[Saved data entries]
== == ==
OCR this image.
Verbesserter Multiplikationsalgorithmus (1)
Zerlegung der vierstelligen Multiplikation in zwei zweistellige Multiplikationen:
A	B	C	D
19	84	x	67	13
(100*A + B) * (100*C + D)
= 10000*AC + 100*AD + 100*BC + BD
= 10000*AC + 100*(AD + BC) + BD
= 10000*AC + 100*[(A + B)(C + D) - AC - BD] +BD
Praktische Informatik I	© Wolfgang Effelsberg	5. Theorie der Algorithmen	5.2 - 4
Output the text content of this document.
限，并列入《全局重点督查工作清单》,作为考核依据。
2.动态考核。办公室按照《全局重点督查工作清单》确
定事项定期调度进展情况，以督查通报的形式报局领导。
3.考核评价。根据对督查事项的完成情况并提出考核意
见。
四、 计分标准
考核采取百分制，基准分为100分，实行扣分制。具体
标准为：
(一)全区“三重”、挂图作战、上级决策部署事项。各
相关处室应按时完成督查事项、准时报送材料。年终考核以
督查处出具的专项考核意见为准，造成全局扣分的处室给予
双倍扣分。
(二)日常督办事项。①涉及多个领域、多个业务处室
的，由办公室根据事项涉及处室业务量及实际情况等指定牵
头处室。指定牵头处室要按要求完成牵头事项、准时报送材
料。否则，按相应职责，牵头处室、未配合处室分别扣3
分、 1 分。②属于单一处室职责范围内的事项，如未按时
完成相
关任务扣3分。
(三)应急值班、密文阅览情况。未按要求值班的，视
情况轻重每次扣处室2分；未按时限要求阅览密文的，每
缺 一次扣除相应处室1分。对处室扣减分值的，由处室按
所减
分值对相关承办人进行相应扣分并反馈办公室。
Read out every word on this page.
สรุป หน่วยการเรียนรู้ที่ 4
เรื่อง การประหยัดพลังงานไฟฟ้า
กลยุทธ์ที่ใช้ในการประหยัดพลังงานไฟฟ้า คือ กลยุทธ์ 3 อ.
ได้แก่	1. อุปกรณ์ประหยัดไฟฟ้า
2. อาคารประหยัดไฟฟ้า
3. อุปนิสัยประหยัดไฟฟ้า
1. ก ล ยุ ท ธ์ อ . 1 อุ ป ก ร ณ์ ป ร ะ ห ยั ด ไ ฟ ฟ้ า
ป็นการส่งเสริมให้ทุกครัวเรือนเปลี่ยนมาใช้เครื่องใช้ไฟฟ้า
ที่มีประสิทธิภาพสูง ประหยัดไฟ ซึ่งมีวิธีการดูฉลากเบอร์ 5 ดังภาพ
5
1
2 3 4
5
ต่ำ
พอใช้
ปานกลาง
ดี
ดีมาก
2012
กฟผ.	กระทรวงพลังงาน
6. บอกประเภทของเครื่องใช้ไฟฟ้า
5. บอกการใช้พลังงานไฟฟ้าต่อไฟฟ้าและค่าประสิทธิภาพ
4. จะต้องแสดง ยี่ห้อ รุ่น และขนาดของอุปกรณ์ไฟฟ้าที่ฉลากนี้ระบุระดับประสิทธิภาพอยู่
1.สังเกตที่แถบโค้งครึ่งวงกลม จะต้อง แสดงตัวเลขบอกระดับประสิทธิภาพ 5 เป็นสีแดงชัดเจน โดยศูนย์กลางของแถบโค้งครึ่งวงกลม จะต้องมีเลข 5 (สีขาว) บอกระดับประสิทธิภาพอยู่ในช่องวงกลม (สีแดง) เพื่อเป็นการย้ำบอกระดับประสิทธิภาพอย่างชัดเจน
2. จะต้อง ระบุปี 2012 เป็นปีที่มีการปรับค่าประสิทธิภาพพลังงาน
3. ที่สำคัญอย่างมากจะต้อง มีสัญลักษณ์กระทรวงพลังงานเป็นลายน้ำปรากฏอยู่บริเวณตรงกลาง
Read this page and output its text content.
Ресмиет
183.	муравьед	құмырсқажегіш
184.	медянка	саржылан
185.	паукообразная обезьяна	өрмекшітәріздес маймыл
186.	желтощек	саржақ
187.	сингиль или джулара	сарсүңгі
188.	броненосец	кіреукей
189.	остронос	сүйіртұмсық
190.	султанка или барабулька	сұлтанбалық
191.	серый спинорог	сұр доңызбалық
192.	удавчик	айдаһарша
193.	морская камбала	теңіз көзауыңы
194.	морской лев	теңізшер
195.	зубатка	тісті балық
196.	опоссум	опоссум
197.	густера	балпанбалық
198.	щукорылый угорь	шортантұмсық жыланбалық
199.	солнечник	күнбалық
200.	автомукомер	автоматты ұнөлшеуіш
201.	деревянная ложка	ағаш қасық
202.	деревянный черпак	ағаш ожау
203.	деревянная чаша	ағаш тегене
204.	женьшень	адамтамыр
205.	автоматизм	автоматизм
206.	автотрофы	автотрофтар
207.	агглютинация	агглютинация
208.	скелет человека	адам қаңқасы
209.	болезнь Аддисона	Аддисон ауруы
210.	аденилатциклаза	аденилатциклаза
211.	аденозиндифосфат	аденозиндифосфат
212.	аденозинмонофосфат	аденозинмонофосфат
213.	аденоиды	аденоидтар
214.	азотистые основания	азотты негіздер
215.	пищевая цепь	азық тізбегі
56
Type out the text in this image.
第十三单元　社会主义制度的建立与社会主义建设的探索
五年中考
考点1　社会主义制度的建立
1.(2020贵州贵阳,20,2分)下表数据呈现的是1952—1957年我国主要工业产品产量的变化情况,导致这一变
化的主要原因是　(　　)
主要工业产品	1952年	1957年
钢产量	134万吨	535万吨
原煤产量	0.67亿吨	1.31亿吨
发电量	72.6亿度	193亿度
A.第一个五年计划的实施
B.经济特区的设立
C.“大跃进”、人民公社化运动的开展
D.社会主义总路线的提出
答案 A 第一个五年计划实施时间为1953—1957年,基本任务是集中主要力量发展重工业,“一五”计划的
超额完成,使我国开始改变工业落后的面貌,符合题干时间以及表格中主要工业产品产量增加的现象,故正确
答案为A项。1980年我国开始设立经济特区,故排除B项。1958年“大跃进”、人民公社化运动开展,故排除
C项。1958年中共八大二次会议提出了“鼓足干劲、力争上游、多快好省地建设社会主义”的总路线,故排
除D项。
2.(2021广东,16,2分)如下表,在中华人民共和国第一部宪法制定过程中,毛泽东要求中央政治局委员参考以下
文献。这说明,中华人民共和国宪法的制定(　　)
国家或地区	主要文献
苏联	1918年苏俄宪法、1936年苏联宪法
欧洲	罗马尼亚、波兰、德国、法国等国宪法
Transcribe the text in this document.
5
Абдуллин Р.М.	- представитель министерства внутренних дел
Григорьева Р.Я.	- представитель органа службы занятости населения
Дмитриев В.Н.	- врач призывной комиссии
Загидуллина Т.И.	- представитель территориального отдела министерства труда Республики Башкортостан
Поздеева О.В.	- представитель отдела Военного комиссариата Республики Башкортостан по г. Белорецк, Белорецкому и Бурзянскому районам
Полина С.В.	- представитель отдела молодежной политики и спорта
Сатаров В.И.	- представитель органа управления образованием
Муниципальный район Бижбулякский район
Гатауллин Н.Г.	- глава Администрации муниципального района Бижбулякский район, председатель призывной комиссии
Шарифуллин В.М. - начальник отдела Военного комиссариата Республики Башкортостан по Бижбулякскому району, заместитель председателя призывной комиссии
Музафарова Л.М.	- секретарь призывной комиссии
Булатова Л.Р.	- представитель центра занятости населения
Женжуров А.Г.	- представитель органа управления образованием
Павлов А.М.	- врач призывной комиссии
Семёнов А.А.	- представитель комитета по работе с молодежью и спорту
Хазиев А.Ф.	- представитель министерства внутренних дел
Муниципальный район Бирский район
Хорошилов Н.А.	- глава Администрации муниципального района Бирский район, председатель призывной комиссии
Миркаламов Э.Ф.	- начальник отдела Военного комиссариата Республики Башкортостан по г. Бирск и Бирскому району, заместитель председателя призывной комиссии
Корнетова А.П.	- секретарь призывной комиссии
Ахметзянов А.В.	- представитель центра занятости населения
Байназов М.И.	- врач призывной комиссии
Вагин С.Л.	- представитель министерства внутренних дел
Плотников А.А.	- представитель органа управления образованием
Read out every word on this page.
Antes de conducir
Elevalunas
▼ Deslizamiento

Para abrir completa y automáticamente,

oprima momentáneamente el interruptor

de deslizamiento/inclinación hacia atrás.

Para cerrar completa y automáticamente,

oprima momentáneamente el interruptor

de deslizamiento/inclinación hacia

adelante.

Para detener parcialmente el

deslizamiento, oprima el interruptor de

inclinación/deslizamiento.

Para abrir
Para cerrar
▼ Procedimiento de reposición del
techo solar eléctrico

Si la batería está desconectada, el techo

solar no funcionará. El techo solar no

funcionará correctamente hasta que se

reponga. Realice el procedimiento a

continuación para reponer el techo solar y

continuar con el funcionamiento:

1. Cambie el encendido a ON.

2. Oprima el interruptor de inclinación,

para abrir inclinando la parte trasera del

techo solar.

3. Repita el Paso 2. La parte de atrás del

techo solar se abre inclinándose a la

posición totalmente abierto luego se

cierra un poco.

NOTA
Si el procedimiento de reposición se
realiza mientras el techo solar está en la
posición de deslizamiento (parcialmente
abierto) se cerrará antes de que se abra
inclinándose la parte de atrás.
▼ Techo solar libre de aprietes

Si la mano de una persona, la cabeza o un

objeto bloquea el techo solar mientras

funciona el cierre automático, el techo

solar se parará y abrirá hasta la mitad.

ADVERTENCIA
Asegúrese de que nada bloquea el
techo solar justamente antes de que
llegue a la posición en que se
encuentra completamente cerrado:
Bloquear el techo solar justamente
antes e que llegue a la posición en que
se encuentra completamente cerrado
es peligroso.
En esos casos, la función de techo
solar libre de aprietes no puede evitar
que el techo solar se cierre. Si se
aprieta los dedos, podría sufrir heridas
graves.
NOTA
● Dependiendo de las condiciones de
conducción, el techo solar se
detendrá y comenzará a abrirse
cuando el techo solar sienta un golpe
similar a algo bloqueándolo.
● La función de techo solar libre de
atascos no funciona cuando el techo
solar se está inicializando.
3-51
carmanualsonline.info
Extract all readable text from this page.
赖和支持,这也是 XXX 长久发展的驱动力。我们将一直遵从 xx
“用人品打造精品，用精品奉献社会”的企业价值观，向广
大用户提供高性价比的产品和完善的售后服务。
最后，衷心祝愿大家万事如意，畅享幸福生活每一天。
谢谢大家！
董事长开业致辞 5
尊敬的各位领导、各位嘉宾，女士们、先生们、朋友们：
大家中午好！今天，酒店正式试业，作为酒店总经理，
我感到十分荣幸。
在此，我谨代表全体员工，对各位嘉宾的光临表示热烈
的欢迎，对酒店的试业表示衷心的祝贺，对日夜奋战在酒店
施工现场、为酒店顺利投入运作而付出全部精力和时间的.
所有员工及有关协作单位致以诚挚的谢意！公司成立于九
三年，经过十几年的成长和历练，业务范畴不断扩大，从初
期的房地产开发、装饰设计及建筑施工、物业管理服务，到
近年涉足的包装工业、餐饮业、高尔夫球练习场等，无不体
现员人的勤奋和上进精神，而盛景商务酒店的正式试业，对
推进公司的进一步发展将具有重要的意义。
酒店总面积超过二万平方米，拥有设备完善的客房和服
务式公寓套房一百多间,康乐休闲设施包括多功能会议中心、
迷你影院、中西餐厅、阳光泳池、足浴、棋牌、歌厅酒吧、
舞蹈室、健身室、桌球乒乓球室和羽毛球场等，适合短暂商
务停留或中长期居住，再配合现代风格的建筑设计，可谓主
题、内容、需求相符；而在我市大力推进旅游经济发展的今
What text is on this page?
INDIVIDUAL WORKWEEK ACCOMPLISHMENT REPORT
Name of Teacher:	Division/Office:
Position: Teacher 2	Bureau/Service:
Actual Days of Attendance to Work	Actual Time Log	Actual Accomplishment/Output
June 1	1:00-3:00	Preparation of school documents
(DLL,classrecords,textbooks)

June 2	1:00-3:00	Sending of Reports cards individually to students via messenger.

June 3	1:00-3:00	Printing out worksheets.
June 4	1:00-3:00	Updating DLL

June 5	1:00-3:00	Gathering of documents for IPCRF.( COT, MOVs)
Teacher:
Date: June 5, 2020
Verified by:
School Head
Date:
== == ==
• What is being asked:
Copy every line in the listing above where the string "комиссариата" turns up.

• Exercise result:
Поздеева О.В.	- представитель отдела Военного комиссариата Республики Башкортостан по г. Белорецк, Белорецкому и Бурзянскому районам
Шарифуллин В.М. - начальник отдела Военного комиссариата Республики Башкортостан по Бижбулякскому району, заместитель председателя призывной комиссии
Миркаламов Э.Ф.	- начальник отдела Военного комиссариата Республики Башкортостан по г. Бирск и Бирскому району, заместитель председателя призывной комиссии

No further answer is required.